Assim, a multa-sanção decorre do julgamento de contas irregulares, procedência de representações ou denúncias, apurações de irregularidades em auditorias, por exemplo, estando atrelada à responsabilização-sanção de agentes que cometem infração administrativa sob a jurisdição da esfera controladora.

Por sua vez, a multa-ressarcitória de que trata a parte final do inciso VIII do artigo 71 da CF decorre de uma responsabilização-reparação, ligada à existência de dano ao erário. Noutro dizer, referida multa tem a mesma natureza reparatória do principal, que é o dano ao erário quantificado a ser ressarcido, e supõe a existência desse (vide artigo 92 do Código Civil). Diferentemente da anterior, como se percebe, a multa-ressarcitória é acessória da imputação de débito decorrente de dano.

Há, ainda, a intitulada multa-coerção, que tem a sua razão de existir vinculada à necessidade de se conferir eficácia à atuação da corte de contas, bem jurídico por ela tutelado, estando atrelada, pois, à responsabilização-sanção de agentes públicos que criem embaraço ao exercício das fiscalizações, descumprem diligências, negam o acesso a informações e documentos, negligenciam o envio periódico de dados da gestão, a publicação de demonstrativos obrigatórios.

Assim, distinguir as naturezas das multas é essencial para corretamente compreender o alcance do julgamento do STF sob estudo. Elucidativas são as lições de Fábio Medina Osório, para quem "as medidas de responsabilidade por incumprimento de deveres de gestão normalmente no setor público nem sempre podem ser confundidas com sanções administrativas. Tais medidas traduzem efeitos aflitivos e não se confundem com as medidas coativas, ressarcitórias ou de coerção" [4].

Definidas essas balizas, importa-nos questionar: quem suporta o ônus com recursos materiais e humanos despendidos para o controle externo exercido pelo Tribunal de Contas sobre o ente municipal? A partir da relação custo-benefício do controle, é possível afirmar que há comprometimento da capacidade fiscalizatória quando a máquina estatal controladora é movida a agir?

» **DETALHES DA TAREFA**: Prossiga com o texto sobre as multas aplicadas pelos tribunais de contas a partir do ponto em que ele para. As linhas do conjunto de dados não são necessárias.

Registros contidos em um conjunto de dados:
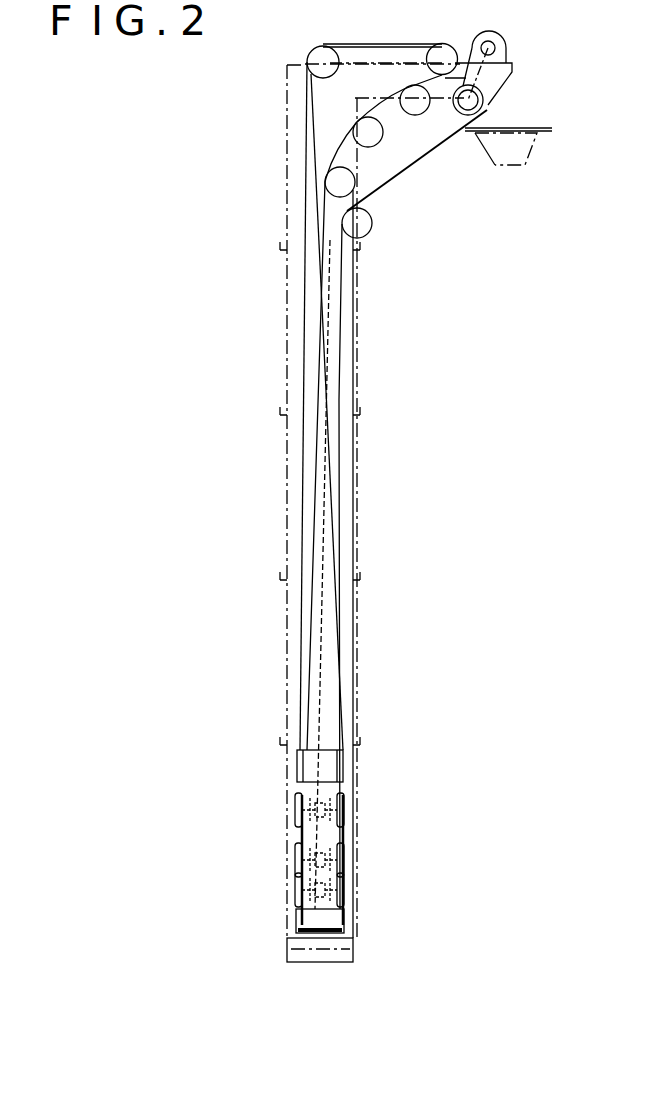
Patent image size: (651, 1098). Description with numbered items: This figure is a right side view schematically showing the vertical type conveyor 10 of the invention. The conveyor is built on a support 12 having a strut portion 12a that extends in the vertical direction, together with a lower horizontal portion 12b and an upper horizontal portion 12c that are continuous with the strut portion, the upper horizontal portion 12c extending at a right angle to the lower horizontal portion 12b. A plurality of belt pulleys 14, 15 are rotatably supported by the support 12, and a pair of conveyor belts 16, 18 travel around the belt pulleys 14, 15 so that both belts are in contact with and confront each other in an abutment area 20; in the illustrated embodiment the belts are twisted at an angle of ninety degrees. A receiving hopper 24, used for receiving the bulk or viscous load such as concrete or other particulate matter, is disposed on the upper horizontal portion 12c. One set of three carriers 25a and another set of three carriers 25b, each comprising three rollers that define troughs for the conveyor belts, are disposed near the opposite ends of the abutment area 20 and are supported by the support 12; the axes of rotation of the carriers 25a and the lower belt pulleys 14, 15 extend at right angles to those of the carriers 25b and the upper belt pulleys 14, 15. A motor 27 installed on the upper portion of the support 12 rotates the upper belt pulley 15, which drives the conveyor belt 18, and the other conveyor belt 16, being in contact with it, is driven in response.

The vertical type conveyor 10 is at (258, 124).
The support 12 is at (357, 351).
The strut portion 12a is at (358, 384).
The lower horizontal portion 12b is at (300, 960).
The upper horizontal portion 12c is at (372, 62).
The belt pulleys 14 is at (314, 48).
The belt pulleys 15 is at (485, 104).
The conveyor belt 16 is at (304, 332).
The conveyor belt 18 is at (340, 608).
The abutment area 20 is at (330, 303).
The receiving hopper 24 is at (538, 140).
The carriers 25a is at (345, 808).
The carriers 25b is at (428, 112).
The motor 27 is at (500, 45).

» **RESPOSTA**:
Se levarmos em conta o modelo de controle da Administração Pública traçado pela CRFB/88, não teremos dúvidas de que quem arca com a estruturação jurídico-financeira do aparato estatal controlador e com as tradicionais fiscalizações é o ente a que se encontra vinculado o Tribunal de Contas, mesmo a jurisdição controladora abrangendo outro ente federado. Ora, sendo a multa-coerção e a multa-sanção essencialmente ligadas à responsabilização-sanção e sem natureza acessória (de acompanhar o principal), conclui-se que se prestam também a contribuir com recursos para o ente que suporta essa prestação controladora, colaborando indiretamente para o financiamento da própria função de controle.

Não por outra razão, a criação de fundos específicos vincula as receitas dessas multas a atividades finalísticas de controle externo, mirando no contínuo e permanente aprimoramento das auditorias, inspeções e demais instrumentos de fiscalização por parte dos tribunais de contas. Abrangem, inclusive, investimentos em recursos de tecnologia da informação, de modo a permitir a ampliação de meios de obtenção de dados e evidências pelos auditores de controle externo nas investigações/apurações, robustecendo a atuação do controle e as decisões do tribunal pelo colegiado julgador. Não se trata de qualquer novidade ou exclusividade dos tribunais de contas: a existência de fundos especiais com recursos destinados para aperfeiçoamento de atividades institucionais de fiscalização é comum no Ministério Público, em todas as esferas.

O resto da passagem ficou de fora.